* _Task_
Reproduce the full listing below unchanged, apart from the pictures.

* _Data shown_

(begin)

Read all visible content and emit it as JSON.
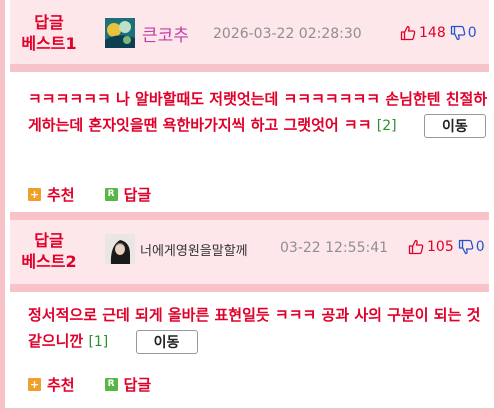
{
  "comments": [
    {
      "best_label_line1": "답글",
      "best_label_line2": "베스트1",
      "nickname": "큰코추",
      "datetime": "2026-03-22 02:28:30",
      "upvotes": "148",
      "downvotes": "0",
      "text": "ㅋㅋㅋㅋㅋㅋ 나 알바할때도 저랫엇는데 ㅋㅋㅋㅋㅋㅋㅋ 손님한텐 친절하게하는데 혼자잇을땐 욕한바가지씩 하고 그랫엇어 ㅋㅋ",
      "reply_count": "[2]",
      "move_label": "이동",
      "recommend_label": "추천",
      "reply_label": "답글"
    },
    {
      "best_label_line1": "답글",
      "best_label_line2": "베스트2",
      "nickname": "너에게영원을말할께",
      "datetime": "03-22 12:55:41",
      "upvotes": "105",
      "downvotes": "0",
      "text": "정서적으로 근데 되게 올바른 표현일듯 ㅋㅋㅋ 공과 사의 구분이 되는 것 같으니깐",
      "reply_count": "[1]",
      "move_label": "이동",
      "recommend_label": "추천",
      "reply_label": "답글"
    }
  ],
  "icons": {
    "thumb_up": "thumbs-up-icon",
    "thumb_down": "thumbs-down-icon",
    "recommend": "plus-icon",
    "reply": "reply-r-icon"
  },
  "colors": {
    "accent_red": "#e0002a",
    "border_pink": "#f7c3c9",
    "header_bg": "#fde7ea",
    "nick1": "#c23fa6",
    "reply_count_green": "#2f8f2f",
    "downvote_blue": "#2255cc"
  }
}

(end)

* _Result below_
Read all visible content and emit it as JSON.
{
  "comments": [
    {
      "best_label_line1": "답글",
      "best_label_line2": "베스트1",
      "nickname": "큰코추",
      "datetime": "2026-03-22 02:28:30",
      "upvotes": "148",
      "downvotes": "0",
      "text": "ㅋㅋㅋㅋㅋㅋ 나 알바할때도 저랫엇는데 ㅋㅋㅋㅋㅋㅋㅋ 손님한텐 친절하게하는데 혼자잇을땐 욕한바가지씩 하고 그랫엇어 ㅋㅋ",
      "reply_count": "[2]",
      "move_label": "이동",
      "recommend_label": "추천",
      "reply_label": "답글"
    },
    {
      "best_label_line1": "답글",
      "best_label_line2": "베스트2",
      "nickname": "너에게영원을말할께",
      "datetime": "03-22 12:55:41",
      "upvotes": "105",
      "downvotes": "0",
      "text": "정서적으로 근데 되게 올바른 표현일듯 ㅋㅋㅋ 공과 사의 구분이 되는 것 같으니깐",
      "reply_count": "[1]",
      "move_label": "이동",
      "recommend_label": "추천",
      "reply_label": "답글"
    }
  ],
  "icons": {
    "thumb_up": "thumbs-up-icon",
    "thumb_down": "thumbs-down-icon",
    "recommend": "plus-icon",
    "reply": "reply-r-icon"
  },
  "colors": {
    "accent_red": "#e0002a",
    "border_pink": "#f7c3c9",
    "header_bg": "#fde7ea",
    "nick1": "#c23fa6",
    "reply_count_green": "#2f8f2f",
    "downvote_blue": "#2255cc"
  }
}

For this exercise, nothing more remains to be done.